→ **PROBLEM REQUIREMENTS**
Scan the entries below and report only how many lines contain "screenshot".

→ **Records from a data collection**

↓↓↓

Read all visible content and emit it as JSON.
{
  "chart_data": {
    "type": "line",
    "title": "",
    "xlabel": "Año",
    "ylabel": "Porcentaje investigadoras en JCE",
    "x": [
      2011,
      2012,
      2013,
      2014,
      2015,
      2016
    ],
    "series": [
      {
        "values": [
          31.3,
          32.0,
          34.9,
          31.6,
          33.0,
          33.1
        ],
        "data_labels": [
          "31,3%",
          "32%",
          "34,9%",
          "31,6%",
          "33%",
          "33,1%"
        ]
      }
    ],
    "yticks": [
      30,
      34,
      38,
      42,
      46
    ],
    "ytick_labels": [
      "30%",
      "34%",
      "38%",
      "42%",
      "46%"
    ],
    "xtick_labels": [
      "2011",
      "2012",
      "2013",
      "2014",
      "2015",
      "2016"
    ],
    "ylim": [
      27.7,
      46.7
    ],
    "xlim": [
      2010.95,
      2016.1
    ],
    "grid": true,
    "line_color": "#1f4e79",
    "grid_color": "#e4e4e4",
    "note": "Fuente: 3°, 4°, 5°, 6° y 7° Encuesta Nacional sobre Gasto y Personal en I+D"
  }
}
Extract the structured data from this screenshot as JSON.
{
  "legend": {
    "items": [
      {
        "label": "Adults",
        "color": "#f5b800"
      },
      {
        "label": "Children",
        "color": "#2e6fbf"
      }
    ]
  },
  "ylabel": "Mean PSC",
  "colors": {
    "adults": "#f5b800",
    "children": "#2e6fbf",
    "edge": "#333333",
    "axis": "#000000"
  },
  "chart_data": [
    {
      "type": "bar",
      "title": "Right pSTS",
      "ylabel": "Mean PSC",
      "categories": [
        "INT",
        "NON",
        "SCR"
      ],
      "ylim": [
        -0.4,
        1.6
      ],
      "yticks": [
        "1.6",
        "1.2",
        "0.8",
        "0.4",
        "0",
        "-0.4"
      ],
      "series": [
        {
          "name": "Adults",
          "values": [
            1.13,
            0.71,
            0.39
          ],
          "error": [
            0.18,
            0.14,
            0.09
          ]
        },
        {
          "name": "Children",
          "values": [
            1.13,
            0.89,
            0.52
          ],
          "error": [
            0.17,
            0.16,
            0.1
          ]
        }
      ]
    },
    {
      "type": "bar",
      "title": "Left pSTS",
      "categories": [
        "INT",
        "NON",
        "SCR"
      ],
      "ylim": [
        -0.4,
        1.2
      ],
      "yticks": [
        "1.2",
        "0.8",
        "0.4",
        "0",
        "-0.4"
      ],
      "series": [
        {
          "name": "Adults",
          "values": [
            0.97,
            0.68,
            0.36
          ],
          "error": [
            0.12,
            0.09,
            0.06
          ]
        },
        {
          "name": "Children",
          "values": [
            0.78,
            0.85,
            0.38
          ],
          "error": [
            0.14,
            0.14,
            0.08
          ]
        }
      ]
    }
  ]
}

↑↑↑
↓↓↓

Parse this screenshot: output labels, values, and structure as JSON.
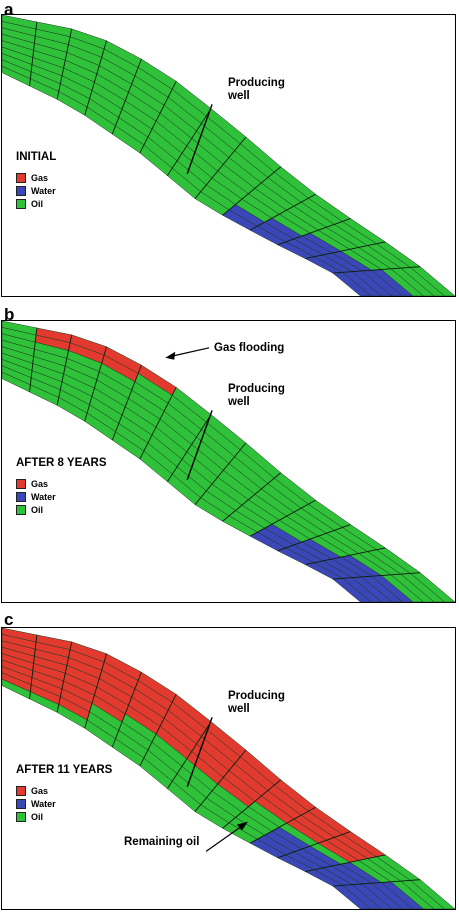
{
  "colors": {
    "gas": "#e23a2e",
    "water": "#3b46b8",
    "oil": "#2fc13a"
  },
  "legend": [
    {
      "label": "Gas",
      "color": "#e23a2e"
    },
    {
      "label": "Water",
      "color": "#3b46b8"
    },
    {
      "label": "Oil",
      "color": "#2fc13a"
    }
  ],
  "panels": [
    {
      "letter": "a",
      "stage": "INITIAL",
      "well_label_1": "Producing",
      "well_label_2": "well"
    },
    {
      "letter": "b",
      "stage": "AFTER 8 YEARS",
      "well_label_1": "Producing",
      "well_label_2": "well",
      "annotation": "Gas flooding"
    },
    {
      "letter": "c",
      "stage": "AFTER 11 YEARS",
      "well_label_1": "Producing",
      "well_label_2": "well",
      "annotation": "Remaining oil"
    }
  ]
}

↑↑↑

→ **REPLY**
2